*Task goal*
Count the lines that include the string "过两三小时后半天或一整天的时间不要用任何水", and give only that number.
## BEGIN Material for this exercise
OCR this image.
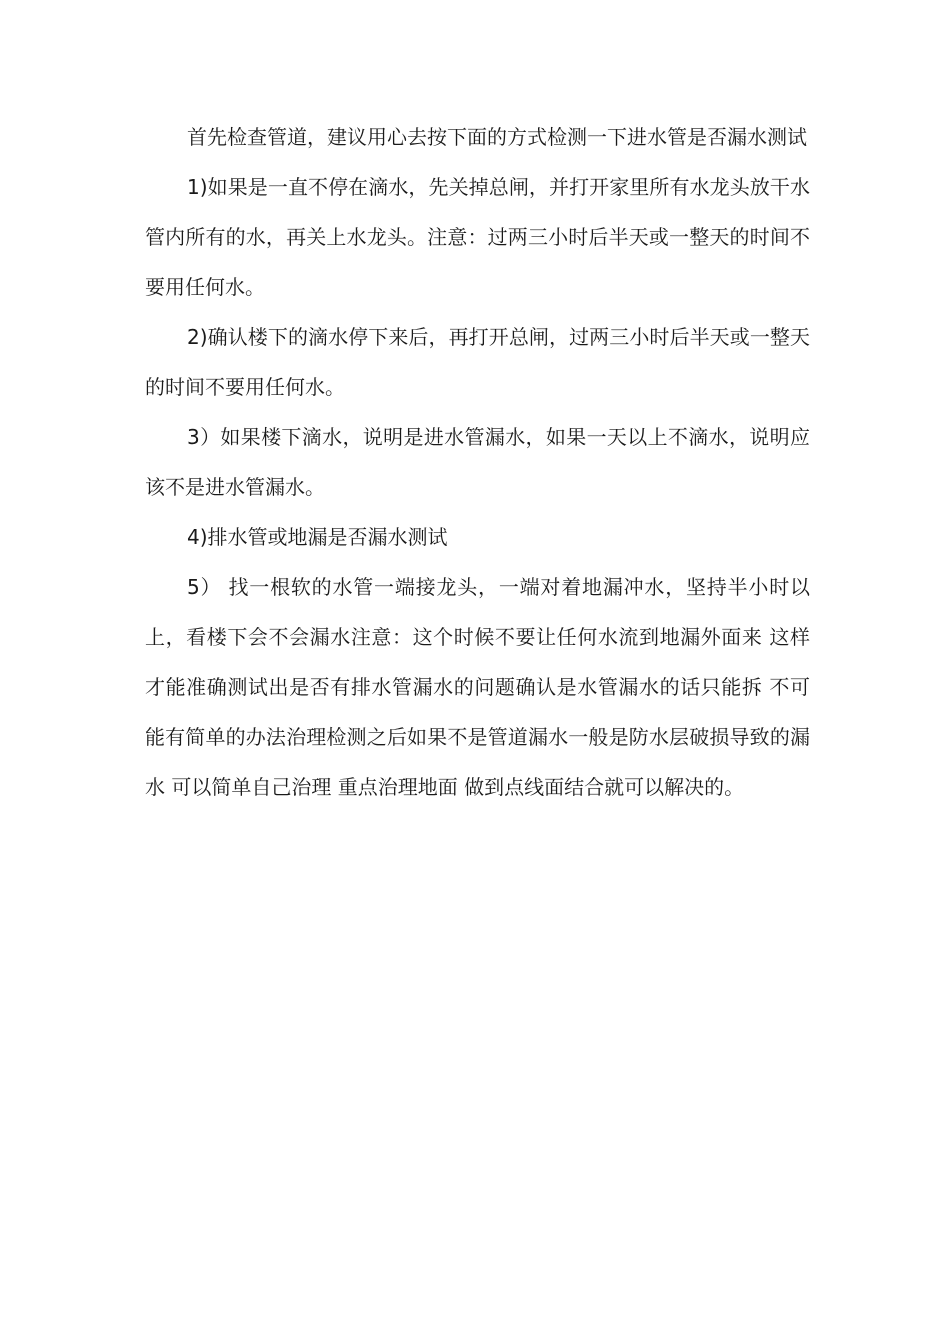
首先检查管道，建议用心去按下面的方式检测一下进水管是否漏水测试

1)如果是一直不停在滴水，先关掉总闸，并打开家里所有水龙头放干水管内所有的水，再关上水龙头。注意：过两三小时后半天或一整天的时间不要用任何水。

2)确认楼下的滴水停下来后，再打开总闸，过两三小时后半天或一整天的时间不要用任何水。

3）如果楼下滴水，说明是进水管漏水，如果一天以上不滴水，说明应该不是进水管漏水。

4)排水管或地漏是否漏水测试

5） 找一根软的水管一端接龙头，一端对着地漏冲水，坚持半小时以上，看楼下会不会漏水注意：这个时候不要让任何水流到地漏外面来 这样才能准确测试出是否有排水管漏水的问题确认是水管漏水的话只能拆 不可能有简单的办法治理检测之后如果不是管道漏水一般是防水层破损导致的漏水 可以简单自己治理 重点治理地面 做到点线面结合就可以解决的。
## END Material for this exercise
*Full answer*
2